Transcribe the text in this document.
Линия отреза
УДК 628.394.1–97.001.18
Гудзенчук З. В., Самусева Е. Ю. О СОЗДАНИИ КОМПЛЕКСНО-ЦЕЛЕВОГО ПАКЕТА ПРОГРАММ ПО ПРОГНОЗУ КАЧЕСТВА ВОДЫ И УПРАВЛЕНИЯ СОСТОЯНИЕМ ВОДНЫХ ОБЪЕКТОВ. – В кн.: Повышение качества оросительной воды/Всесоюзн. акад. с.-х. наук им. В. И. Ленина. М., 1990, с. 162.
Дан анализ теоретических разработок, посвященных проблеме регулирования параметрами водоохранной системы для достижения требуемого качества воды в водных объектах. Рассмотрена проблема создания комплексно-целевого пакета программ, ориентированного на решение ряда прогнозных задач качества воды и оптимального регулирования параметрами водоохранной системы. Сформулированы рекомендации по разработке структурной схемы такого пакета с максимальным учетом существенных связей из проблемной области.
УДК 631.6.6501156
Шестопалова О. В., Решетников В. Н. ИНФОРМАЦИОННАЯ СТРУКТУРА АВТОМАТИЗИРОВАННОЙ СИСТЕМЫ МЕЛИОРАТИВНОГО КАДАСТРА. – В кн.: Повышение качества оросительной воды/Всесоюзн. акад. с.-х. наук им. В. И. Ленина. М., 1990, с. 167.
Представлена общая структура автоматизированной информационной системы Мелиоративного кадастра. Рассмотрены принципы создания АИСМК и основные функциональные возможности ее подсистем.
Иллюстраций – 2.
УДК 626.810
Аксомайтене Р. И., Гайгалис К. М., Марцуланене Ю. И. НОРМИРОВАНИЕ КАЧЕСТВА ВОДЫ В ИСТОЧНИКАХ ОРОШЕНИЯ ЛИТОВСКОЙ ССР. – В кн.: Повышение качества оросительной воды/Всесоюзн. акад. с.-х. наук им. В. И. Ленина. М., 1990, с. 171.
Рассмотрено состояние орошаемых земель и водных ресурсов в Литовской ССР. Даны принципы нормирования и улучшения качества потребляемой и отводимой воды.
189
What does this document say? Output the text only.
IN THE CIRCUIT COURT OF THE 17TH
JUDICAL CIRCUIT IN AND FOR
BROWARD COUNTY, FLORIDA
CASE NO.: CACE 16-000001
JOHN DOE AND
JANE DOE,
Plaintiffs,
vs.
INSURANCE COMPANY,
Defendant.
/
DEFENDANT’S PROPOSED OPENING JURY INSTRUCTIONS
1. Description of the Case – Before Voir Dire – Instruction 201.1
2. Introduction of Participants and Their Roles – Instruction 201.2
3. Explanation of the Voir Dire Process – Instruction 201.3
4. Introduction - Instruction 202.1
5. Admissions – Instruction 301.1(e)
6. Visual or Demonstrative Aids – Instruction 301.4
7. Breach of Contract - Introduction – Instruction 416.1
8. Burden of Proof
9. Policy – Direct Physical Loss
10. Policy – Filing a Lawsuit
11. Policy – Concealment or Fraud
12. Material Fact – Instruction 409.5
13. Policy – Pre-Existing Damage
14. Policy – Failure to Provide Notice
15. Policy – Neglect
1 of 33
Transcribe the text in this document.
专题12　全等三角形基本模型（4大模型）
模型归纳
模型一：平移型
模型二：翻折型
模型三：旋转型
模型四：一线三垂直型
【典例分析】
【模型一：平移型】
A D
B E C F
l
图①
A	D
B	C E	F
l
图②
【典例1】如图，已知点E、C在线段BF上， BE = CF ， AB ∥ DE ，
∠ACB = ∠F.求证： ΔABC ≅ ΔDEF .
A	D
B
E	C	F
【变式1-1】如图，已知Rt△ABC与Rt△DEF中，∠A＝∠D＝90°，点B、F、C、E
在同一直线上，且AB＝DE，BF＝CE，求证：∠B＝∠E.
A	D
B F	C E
§ §
● AIM
Wherever "воды" shows up in a line, copy that line.

● RESULT FOR THIS TASK
Гудзенчук З. В., Самусева Е. Ю. О СОЗДАНИИ КОМПЛЕКСНО-ЦЕЛЕВОГО ПАКЕТА ПРОГРАММ ПО ПРОГНОЗУ КАЧЕСТВА ВОДЫ И УПРАВЛЕНИЯ СОСТОЯНИЕМ ВОДНЫХ ОБЪЕКТОВ. – В кн.: Повышение качества оросительной воды/Всесоюзн. акад. с.-х. наук им. В. И. Ленина. М., 1990, с. 162.
Дан анализ теоретических разработок, посвященных проблеме регулирования параметрами водоохранной системы для достижения требуемого качества воды в водных объектах. Рассмотрена проблема создания комплексно-целевого пакета программ, ориентированного на решение ряда прогнозных задач качества воды и оптимального регулирования параметрами водоохранной системы. Сформулированы рекомендации по разработке структурной схемы такого пакета с максимальным учетом существенных связей из проблемной области.
Шестопалова О. В., Решетников В. Н. ИНФОРМАЦИОННАЯ СТРУКТУРА АВТОМАТИЗИРОВАННОЙ СИСТЕМЫ МЕЛИОРАТИВНОГО КАДАСТРА. – В кн.: Повышение качества оросительной воды/Всесоюзн. акад. с.-х. наук им. В. И. Ленина. М., 1990, с. 167.
Аксомайтене Р. И., Гайгалис К. М., Марцуланене Ю. И. НОРМИРОВАНИЕ КАЧЕСТВА ВОДЫ В ИСТОЧНИКАХ ОРОШЕНИЯ ЛИТОВСКОЙ ССР. – В кн.: Повышение качества оросительной воды/Всесоюзн. акад. с.-х. наук им. В. И. Ленина. М., 1990, с. 171.
Рассмотрено состояние орошаемых земель и водных ресурсов в Литовской ССР. Даны принципы нормирования и улучшения качества потребляемой и отводимой воды.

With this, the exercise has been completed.